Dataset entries

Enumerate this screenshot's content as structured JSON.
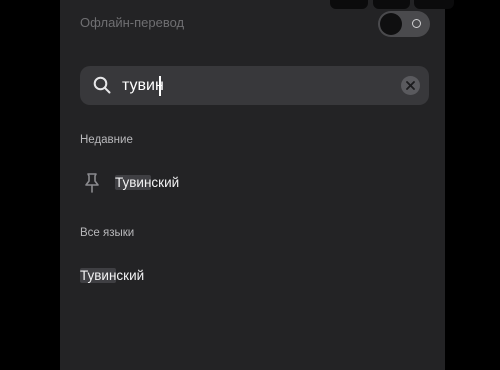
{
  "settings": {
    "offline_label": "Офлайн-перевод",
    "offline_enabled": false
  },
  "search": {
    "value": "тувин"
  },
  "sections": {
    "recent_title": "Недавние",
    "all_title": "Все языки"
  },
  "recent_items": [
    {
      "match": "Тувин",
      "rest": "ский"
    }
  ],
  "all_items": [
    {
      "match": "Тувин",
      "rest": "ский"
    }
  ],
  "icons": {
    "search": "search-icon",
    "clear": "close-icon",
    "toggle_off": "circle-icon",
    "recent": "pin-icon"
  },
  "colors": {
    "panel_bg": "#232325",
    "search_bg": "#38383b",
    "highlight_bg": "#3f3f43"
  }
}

* * *

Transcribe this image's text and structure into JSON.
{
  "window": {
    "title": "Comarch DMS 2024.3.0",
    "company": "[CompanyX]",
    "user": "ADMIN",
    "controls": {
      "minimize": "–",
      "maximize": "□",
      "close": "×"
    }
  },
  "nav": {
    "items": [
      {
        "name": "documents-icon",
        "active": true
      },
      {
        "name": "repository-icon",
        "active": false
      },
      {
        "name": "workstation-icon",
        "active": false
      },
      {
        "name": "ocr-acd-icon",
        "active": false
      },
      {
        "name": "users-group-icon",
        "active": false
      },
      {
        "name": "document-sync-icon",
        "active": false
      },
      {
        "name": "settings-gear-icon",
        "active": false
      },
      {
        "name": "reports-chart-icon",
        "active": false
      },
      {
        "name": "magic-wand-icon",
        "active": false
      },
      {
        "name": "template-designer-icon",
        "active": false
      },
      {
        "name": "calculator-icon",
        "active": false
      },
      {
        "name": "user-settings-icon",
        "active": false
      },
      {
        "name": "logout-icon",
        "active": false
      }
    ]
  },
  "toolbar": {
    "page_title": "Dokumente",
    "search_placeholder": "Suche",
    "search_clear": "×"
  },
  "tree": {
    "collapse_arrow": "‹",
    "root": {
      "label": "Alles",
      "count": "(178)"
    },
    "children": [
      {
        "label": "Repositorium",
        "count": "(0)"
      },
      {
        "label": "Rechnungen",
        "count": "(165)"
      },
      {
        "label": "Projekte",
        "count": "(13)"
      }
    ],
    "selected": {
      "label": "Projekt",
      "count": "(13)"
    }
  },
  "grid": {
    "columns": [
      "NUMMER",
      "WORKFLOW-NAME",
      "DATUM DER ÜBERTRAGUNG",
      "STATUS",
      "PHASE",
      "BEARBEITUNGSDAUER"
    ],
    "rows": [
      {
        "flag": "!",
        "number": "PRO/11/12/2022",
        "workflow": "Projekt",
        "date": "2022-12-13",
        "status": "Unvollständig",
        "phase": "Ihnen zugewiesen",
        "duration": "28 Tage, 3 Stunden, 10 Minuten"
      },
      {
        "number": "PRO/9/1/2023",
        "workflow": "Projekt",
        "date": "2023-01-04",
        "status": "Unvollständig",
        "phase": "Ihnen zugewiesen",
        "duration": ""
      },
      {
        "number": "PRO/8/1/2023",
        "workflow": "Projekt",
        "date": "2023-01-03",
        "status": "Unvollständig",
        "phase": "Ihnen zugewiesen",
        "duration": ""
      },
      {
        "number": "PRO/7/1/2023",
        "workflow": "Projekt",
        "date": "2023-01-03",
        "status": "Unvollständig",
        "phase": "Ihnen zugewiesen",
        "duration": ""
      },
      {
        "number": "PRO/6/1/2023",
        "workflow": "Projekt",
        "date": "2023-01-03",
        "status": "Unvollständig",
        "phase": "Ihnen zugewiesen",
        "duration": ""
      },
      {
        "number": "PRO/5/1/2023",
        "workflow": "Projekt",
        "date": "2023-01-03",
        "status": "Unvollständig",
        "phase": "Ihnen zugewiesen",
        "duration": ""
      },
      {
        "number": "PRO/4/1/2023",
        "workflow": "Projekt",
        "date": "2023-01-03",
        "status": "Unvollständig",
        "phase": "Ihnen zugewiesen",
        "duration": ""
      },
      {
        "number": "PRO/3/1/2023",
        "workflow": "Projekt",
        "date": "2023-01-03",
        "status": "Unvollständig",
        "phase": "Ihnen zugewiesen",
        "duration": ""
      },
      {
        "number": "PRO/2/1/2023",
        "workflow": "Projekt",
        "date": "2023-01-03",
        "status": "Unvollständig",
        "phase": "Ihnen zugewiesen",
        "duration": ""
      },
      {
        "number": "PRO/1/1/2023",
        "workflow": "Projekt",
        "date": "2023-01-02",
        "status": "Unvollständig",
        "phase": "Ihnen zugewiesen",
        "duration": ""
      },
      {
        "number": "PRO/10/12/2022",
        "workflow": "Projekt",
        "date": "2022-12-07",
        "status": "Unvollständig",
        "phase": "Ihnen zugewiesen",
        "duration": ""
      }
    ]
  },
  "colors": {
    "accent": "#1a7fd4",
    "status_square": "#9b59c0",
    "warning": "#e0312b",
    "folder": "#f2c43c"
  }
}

---

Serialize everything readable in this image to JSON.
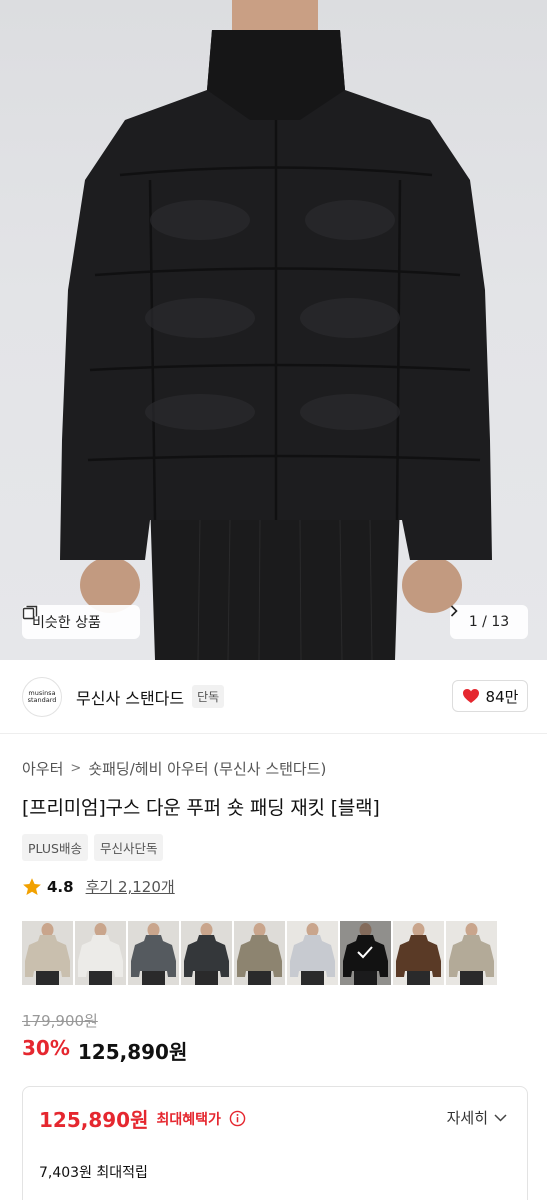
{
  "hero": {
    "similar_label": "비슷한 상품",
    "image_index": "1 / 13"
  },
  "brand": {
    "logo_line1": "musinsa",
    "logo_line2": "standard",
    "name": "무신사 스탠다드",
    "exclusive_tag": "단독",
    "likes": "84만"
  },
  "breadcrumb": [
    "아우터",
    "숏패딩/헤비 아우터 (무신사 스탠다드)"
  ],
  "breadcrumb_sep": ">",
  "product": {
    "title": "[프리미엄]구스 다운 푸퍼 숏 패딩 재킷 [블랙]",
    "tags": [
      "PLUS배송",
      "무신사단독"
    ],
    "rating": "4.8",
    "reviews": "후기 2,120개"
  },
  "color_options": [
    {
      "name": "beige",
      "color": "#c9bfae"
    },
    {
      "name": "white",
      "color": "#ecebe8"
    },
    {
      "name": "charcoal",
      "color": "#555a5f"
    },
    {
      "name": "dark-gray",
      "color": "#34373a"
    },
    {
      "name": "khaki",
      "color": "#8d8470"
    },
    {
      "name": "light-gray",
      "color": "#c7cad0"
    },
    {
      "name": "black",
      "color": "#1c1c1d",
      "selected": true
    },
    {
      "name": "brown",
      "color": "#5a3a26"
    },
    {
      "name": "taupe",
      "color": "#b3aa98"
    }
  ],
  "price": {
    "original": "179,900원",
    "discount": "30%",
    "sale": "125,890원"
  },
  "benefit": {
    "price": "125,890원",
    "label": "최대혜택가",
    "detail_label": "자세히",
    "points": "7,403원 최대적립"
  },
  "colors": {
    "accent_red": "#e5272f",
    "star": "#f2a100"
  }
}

DIRECTIONS: Where a line above holds the string "number", show that line.

EXERCISE RESULT:
        "number": "PRO/11/12/2022",
        "number": "PRO/9/1/2023",
        "number": "PRO/8/1/2023",
        "number": "PRO/7/1/2023",
        "number": "PRO/6/1/2023",
        "number": "PRO/5/1/2023",
        "number": "PRO/4/1/2023",
        "number": "PRO/3/1/2023",
        "number": "PRO/2/1/2023",
        "number": "PRO/1/1/2023",
        "number": "PRO/10/12/2022",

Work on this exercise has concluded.